# START OF INPUT MATERIAL
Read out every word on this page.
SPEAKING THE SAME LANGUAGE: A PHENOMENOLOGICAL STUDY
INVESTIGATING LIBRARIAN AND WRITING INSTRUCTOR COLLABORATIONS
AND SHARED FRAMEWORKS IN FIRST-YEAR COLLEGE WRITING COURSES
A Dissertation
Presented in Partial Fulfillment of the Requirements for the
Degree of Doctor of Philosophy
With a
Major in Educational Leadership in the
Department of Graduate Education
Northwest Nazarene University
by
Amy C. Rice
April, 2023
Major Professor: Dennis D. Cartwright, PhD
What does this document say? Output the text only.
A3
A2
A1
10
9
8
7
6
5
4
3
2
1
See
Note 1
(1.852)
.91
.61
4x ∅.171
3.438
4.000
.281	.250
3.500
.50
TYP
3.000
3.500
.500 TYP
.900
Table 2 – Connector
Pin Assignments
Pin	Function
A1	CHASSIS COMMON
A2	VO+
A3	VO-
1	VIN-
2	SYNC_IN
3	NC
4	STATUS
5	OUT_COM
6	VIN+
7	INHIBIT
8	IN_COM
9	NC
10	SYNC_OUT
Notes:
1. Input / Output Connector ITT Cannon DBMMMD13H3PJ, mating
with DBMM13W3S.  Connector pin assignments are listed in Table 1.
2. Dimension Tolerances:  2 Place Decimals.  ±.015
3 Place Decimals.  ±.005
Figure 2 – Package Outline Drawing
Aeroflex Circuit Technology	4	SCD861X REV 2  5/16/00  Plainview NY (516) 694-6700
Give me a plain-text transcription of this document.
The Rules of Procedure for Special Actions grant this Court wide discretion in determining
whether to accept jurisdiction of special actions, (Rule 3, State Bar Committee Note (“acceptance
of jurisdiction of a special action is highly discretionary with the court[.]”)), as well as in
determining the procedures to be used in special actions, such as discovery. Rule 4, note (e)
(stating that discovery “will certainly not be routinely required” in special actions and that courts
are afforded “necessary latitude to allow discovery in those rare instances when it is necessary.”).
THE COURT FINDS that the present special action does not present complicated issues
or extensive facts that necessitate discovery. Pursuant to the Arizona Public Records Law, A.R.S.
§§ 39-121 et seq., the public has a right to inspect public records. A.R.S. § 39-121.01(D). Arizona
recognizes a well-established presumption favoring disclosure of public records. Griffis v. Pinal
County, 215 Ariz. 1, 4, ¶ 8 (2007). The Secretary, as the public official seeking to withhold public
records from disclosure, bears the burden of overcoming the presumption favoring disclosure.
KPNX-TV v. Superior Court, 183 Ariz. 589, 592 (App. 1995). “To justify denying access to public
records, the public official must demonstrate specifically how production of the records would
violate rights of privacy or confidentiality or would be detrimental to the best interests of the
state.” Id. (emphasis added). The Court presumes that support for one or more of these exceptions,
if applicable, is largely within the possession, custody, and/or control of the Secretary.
# END OF INPUT MATERIAL
### OBJECTIVE
Find each line with the string "Secretary" and copy it out.

### SOLVED PROBLEM
County, 215 Ariz. 1, 4, ¶ 8 (2007). The Secretary, as the public official seeking to withhold public
if applicable, is largely within the possession, custody, and/or control of the Secretary.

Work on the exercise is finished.